----- Dataset entries
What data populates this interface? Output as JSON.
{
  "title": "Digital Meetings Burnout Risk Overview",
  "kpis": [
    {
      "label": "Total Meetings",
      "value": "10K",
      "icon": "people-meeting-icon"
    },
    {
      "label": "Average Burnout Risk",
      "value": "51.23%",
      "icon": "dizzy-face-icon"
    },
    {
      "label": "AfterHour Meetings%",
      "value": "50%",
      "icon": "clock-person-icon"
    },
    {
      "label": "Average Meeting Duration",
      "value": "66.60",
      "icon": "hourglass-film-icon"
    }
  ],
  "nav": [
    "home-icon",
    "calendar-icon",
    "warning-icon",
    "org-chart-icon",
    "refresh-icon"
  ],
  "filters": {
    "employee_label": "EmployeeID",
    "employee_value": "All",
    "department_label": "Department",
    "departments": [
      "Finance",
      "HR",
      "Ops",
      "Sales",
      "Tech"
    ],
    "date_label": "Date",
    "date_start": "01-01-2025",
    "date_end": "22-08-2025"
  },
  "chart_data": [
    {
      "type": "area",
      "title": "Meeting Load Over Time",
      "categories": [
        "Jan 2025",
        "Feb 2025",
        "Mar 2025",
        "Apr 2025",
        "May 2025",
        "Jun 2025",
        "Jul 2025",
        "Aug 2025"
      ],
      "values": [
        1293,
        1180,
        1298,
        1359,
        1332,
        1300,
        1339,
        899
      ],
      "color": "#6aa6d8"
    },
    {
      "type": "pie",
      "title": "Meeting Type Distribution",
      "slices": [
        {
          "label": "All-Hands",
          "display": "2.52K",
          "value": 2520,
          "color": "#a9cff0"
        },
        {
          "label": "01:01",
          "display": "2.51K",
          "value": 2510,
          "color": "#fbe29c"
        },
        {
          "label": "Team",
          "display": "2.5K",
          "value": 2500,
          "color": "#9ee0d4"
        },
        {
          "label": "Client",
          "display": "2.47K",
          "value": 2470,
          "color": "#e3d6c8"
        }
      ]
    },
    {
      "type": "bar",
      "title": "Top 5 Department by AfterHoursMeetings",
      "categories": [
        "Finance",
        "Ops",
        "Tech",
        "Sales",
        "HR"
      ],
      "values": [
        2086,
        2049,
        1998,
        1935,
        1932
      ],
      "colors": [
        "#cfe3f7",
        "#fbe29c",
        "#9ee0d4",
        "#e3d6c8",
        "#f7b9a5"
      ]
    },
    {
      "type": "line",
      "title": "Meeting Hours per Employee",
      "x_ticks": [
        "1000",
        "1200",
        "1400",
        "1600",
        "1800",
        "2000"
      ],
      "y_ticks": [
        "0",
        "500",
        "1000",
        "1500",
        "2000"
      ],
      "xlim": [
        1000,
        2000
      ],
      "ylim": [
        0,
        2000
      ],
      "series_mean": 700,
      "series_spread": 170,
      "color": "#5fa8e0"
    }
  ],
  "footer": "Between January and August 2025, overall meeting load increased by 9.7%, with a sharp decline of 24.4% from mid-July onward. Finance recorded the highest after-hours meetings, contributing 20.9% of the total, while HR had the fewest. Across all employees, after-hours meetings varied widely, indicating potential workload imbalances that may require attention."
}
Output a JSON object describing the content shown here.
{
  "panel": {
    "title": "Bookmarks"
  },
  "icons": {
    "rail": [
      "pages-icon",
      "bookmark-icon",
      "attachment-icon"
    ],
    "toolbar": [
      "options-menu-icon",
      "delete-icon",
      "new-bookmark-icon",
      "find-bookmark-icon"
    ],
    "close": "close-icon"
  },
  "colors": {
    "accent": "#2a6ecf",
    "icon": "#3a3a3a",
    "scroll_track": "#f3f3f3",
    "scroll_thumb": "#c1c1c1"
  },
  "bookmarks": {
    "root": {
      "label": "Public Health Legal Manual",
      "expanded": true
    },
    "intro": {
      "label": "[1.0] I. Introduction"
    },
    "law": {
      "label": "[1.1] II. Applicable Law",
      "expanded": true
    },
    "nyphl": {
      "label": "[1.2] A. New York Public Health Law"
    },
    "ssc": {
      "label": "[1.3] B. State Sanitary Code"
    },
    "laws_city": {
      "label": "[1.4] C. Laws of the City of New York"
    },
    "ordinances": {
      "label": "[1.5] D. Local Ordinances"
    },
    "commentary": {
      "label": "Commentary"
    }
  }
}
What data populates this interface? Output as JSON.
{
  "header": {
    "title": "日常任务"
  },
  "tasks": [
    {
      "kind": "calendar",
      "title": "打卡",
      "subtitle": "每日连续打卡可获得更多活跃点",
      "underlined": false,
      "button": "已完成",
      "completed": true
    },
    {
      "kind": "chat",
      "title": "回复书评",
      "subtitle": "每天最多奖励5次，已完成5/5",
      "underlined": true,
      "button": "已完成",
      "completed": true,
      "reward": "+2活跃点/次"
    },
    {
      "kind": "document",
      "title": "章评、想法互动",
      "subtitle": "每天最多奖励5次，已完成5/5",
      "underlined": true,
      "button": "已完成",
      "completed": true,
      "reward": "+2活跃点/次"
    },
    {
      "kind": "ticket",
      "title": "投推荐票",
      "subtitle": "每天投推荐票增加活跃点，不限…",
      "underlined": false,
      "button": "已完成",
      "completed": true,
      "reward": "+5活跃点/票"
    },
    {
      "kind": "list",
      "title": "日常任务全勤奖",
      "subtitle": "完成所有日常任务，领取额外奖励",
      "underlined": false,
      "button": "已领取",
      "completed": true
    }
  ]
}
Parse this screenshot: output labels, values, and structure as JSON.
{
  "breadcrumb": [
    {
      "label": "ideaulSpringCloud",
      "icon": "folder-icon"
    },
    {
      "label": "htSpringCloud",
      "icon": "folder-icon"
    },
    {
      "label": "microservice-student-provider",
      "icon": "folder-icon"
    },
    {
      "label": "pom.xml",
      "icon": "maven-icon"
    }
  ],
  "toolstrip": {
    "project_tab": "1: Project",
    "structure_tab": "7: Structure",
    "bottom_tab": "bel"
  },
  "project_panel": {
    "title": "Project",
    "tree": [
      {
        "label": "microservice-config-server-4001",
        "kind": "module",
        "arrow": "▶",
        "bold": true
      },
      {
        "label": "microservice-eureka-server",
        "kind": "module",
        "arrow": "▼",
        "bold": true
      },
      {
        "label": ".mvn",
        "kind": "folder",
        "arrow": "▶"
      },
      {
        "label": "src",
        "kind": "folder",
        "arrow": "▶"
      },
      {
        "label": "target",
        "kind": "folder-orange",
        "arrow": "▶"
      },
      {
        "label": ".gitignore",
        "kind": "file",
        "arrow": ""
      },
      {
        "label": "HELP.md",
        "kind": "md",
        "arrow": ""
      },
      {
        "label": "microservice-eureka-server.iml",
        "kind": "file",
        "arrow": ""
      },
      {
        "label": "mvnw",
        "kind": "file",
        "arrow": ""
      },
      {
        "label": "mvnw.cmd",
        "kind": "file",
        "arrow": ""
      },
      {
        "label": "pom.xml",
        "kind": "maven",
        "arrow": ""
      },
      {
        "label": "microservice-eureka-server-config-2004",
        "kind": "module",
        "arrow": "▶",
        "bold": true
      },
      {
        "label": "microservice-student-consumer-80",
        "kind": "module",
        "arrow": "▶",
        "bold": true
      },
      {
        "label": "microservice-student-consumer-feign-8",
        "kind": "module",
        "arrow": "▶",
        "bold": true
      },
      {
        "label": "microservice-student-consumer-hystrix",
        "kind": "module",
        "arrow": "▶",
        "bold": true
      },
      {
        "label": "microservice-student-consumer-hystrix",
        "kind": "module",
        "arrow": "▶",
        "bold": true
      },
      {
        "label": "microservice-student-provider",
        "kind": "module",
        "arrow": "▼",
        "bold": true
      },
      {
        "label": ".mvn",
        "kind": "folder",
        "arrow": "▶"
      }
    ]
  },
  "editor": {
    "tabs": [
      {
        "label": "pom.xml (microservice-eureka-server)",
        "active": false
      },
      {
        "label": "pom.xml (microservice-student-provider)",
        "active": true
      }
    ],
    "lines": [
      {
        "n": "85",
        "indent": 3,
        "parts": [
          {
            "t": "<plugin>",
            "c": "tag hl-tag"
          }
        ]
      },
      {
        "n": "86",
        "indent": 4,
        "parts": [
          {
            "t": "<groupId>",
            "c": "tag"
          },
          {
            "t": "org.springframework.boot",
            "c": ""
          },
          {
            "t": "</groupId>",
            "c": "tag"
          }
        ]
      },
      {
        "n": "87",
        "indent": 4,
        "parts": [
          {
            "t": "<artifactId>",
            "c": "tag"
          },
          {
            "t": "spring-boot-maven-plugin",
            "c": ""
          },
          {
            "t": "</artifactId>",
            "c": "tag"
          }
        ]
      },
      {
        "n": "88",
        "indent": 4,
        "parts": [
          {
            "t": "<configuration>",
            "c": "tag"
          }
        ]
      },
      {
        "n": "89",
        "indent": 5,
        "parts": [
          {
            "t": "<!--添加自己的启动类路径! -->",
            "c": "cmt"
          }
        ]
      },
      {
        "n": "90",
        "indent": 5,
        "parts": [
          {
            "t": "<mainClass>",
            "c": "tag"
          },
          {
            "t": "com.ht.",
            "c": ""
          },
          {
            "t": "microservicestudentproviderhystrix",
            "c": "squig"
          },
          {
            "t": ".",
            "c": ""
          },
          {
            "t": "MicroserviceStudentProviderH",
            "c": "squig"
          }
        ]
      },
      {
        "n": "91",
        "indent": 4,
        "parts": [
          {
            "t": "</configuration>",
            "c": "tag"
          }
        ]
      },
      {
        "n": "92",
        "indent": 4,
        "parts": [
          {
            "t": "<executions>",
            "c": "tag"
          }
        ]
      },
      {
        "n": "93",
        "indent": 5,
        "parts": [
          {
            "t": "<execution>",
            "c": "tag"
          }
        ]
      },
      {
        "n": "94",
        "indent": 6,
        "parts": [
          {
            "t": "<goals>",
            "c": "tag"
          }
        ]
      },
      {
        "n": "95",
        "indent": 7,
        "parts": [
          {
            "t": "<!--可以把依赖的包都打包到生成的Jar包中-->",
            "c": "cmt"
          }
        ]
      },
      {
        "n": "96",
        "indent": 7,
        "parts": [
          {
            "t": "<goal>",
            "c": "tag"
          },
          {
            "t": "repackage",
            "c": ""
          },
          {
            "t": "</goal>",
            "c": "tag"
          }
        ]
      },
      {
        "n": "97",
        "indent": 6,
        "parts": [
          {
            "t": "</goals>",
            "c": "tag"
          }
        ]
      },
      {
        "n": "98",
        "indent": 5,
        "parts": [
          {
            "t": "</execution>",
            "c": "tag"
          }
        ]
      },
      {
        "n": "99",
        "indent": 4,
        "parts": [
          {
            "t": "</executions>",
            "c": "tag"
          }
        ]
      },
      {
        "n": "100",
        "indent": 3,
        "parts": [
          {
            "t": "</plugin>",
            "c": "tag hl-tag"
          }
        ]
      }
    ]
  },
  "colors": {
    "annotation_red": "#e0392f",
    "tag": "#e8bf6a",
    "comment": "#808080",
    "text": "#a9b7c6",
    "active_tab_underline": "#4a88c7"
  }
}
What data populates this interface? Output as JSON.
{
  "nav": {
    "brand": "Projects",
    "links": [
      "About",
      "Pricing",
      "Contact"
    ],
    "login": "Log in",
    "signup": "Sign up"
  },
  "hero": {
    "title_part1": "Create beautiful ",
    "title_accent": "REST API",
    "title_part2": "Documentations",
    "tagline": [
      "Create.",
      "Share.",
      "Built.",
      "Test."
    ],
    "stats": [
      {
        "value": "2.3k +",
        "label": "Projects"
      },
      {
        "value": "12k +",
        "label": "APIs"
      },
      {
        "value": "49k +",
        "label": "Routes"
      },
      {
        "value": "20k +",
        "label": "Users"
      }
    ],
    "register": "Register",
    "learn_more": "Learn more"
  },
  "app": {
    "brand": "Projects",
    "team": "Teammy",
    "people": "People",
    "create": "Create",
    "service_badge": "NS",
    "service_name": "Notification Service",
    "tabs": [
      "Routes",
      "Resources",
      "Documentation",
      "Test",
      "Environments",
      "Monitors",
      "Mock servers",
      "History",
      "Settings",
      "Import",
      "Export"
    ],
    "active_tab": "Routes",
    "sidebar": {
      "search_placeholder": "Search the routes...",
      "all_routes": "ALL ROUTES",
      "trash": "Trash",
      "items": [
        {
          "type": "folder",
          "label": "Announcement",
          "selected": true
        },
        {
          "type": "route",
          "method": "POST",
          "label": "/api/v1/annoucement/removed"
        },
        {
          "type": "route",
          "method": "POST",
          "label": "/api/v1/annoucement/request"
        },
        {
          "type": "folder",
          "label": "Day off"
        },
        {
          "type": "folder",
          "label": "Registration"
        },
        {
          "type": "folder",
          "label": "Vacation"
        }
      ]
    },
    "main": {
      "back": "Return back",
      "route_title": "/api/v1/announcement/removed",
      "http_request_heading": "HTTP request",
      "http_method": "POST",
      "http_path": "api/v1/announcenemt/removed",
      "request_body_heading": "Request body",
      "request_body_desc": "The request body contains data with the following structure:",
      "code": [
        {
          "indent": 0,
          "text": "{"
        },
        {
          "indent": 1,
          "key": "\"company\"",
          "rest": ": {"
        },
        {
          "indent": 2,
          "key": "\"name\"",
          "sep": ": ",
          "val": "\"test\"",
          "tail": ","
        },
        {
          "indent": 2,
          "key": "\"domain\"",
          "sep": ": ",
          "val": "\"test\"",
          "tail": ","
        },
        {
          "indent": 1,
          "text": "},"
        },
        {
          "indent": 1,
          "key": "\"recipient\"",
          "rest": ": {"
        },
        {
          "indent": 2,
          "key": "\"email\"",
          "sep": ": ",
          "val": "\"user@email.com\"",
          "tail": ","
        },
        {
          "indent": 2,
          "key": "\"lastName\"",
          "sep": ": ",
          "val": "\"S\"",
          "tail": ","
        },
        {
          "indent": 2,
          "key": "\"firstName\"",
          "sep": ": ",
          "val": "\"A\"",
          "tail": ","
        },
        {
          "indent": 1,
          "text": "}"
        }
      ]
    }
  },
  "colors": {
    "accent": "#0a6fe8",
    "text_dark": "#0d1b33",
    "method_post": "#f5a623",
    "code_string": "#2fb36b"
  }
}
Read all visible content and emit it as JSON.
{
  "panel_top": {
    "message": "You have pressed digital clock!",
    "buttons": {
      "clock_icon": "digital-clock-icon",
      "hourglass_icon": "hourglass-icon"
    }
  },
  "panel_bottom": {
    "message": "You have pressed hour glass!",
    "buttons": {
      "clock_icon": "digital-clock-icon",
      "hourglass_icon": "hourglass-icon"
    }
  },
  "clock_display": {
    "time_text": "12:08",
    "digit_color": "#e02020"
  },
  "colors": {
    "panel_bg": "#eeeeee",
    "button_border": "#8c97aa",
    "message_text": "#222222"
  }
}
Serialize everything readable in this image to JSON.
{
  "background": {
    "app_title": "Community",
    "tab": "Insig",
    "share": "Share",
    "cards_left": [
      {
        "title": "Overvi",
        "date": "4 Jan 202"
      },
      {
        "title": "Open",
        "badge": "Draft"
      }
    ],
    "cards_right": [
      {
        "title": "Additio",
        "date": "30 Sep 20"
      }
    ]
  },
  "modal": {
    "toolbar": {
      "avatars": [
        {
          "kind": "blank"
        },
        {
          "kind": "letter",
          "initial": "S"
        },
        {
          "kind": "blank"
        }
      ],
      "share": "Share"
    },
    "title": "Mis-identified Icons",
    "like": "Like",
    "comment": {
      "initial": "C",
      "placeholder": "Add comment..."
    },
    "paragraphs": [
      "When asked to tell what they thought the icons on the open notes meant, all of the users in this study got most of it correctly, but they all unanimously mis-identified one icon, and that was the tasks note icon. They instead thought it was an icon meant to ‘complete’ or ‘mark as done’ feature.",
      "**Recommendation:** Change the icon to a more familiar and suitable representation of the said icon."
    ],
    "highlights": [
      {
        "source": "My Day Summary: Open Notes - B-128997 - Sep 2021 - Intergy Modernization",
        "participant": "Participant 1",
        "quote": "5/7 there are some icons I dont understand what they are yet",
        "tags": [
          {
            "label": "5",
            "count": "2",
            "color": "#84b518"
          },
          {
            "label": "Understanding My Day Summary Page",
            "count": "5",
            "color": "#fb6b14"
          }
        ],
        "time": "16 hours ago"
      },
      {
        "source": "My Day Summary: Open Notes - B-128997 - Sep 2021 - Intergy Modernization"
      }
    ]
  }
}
----------
What is required
Show each line of the data that contains the string "plugin".

Exercise response
            "t": "<plugin>",
            "t": "spring-boot-maven-plugin",
            "t": "</plugin>",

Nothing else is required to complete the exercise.